THE TASK: Copy every line of the items below word for word, leaving out the pictures.

=====

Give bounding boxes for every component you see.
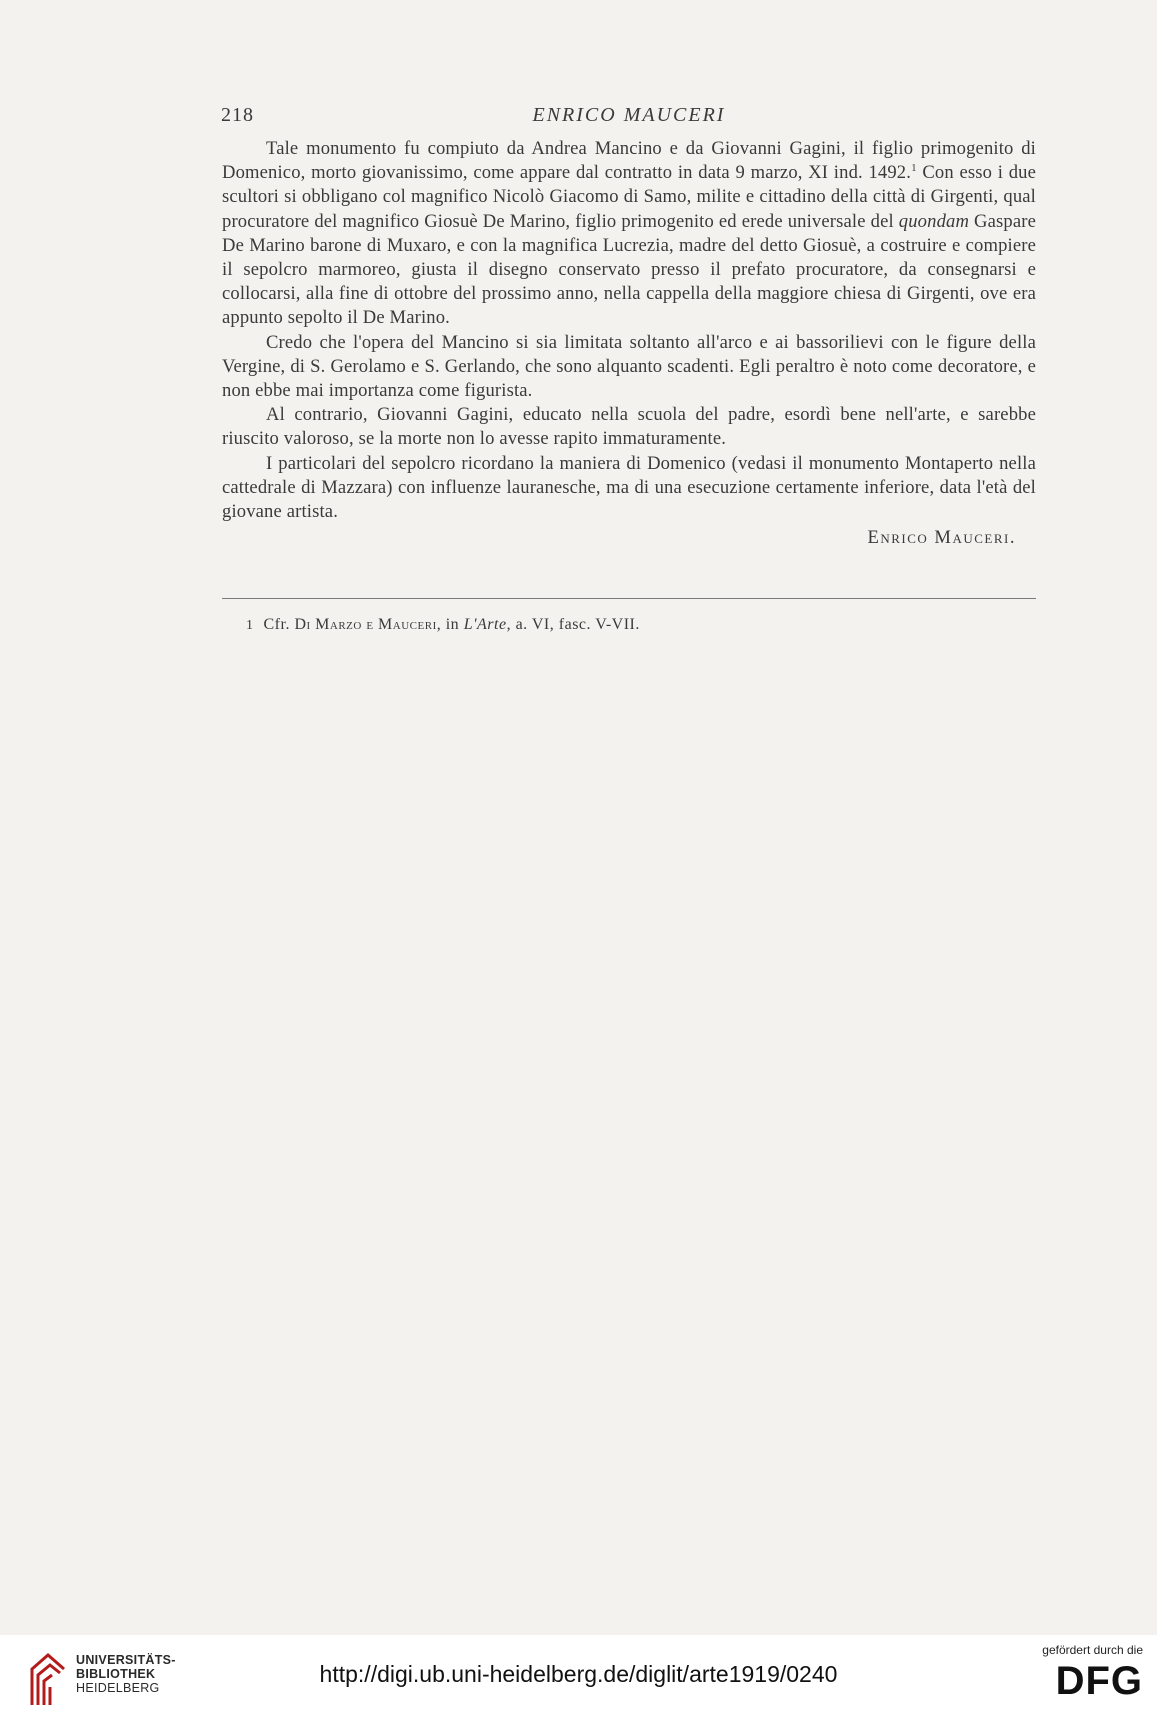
library-name[interactable]: UNIVERSITÄTS- BIBLIOTHEK HEIDELBERG [76,1653,176,1695]
footnote-ref[interactable]: 1 [911,162,917,175]
footnote-journal: L'Arte [463,616,507,633]
dfg-logo-icon[interactable]: DFG [1055,1659,1143,1703]
paragraph-3: Al contrario, Giovanni Gagini, educato nella scuola del padre, esordì bene nell'arte, e sarebbe riuscito valoroso, se la morte non lo avesse rapito immaturamente. [222,404,1036,450]
paragraph-1: Tale monumento fu compiuto da Andrea Mancino e da Giovanni Gagini, il figlio primogenito di Domenico, morto giovanissimo, come appare dal contratto in data 9 marzo, XI ind. 1492.$^1$ Con esso i due scultori si obbligano col magnifico Nicolò Giacomo di Samo, milite e cittadino della città di Girgenti, qual procuratore del magnifico Giosuè De Marino, figlio primogenito ed erede universale del quondam Gaspare De Marino barone di Muxaro, e con la magnifica Lucrezia, madre del detto Giosuè, a costruire e compiere il sepolcro marmoreo, giusta il disegno conservato presso il prefato procuratore, da consegnarsi e collocarsi, alla fine di ottobre del prossimo anno, nella cappella della maggiore chiesa di Girgenti, ove era appunto sepolto il De Marino. [222,138,1037,329]
sponsor-block [1013,1643,1143,1703]
running-title: ENRICO MAUCERI [532,104,726,126]
footnote-divider [222,598,1036,599]
author-signature: Enrico Mauceri. [867,527,1016,549]
paragraph-2: Credo che l'opera del Mancino si sia limitata soltanto all'arco e ai bassorilievi con le figure della Vergine, di S. Gerolamo e S. Gerlando, che sono alquanto scadenti. Egli peraltro è noto come decoratore, e non ebbe mai importanza come figurista. [222,331,1036,402]
permalink-url[interactable]: http://digi.ub.uni-heidelberg.de/diglit/arte1919/0240 [319,1661,838,1687]
footnote-authors: Di Marzo e Mauceri [294,616,437,633]
digitization-footer [0,1635,1157,1719]
paragraph-4: I particolari del sepolcro ricordano la maniera di Domenico (vedasi il monumento Montaperto nella cattedrale di Mazzara) con influenze lauranesche, ma di una esecuzione certamente inferiore, data l'età del giovane artista. [222,452,1036,523]
footnote-number: 1 [246,618,254,633]
article-body [222,137,1036,550]
page-header [221,104,1037,134]
footnote: 1 Cfr. Di Marzo e Mauceri, in L'Arte, a. VI, fasc. V-VII. [246,616,640,633]
page-number: 218 [221,104,254,126]
sponsor-label: gefördert durch die [1042,1643,1143,1657]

=====

OUTPUT:
Give bounding boxes for every component you see.
library-name[interactable]: UNIVERSITÄTS- BIBLIOTHEK HEIDELBERG [76,1653,176,1695]
footnote-ref[interactable]: 1 [911,162,917,175]
footnote-journal: L'Arte [463,616,507,633]
dfg-logo-icon[interactable]: DFG [1055,1659,1143,1703]
paragraph-3: Al contrario, Giovanni Gagini, educato nella scuola del padre, esordì bene nell'arte, e sarebbe riuscito valoroso, se la morte non lo avesse rapito immaturamente. [222,404,1036,450]
paragraph-1: Tale monumento fu compiuto da Andrea Mancino e da Giovanni Gagini, il figlio primogenito di Domenico, morto giovanissimo, come appare dal contratto in data 9 marzo, XI ind. 1492.$^1$ Con esso i due scultori si obbligano col magnifico Nicolò Giacomo di Samo, milite e cittadino della città di Girgenti, qual procuratore del magnifico Giosuè De Marino, figlio primogenito ed erede universale del quondam Gaspare De Marino barone di Muxaro, e con la magnifica Lucrezia, madre del detto Giosuè, a costruire e compiere il sepolcro marmoreo, giusta il disegno conservato presso il prefato procuratore, da consegnarsi e collocarsi, alla fine di ottobre del prossimo anno, nella cappella della maggiore chiesa di Girgenti, ove era appunto sepolto il De Marino. [222,138,1037,329]
sponsor-block [1013,1643,1143,1703]
running-title: ENRICO MAUCERI [532,104,726,126]
footnote-divider [222,598,1036,599]
author-signature: Enrico Mauceri. [867,527,1016,549]
paragraph-2: Credo che l'opera del Mancino si sia limitata soltanto all'arco e ai bassorilievi con le figure della Vergine, di S. Gerolamo e S. Gerlando, che sono alquanto scadenti. Egli peraltro è noto come decoratore, e non ebbe mai importanza come figurista. [222,331,1036,402]
permalink-url[interactable]: http://digi.ub.uni-heidelberg.de/diglit/arte1919/0240 [319,1661,838,1687]
footnote-authors: Di Marzo e Mauceri [294,616,437,633]
digitization-footer [0,1635,1157,1719]
paragraph-4: I particolari del sepolcro ricordano la maniera di Domenico (vedasi il monumento Montaperto nella cattedrale di Mazzara) con influenze lauranesche, ma di una esecuzione certamente inferiore, data l'età del giovane artista. [222,452,1036,523]
footnote-number: 1 [246,618,254,633]
article-body [222,137,1036,550]
page-header [221,104,1037,134]
footnote: 1 Cfr. Di Marzo e Mauceri, in L'Arte, a. VI, fasc. V-VII. [246,616,640,633]
page-number: 218 [221,104,254,126]
sponsor-label: gefördert durch die [1042,1643,1143,1657]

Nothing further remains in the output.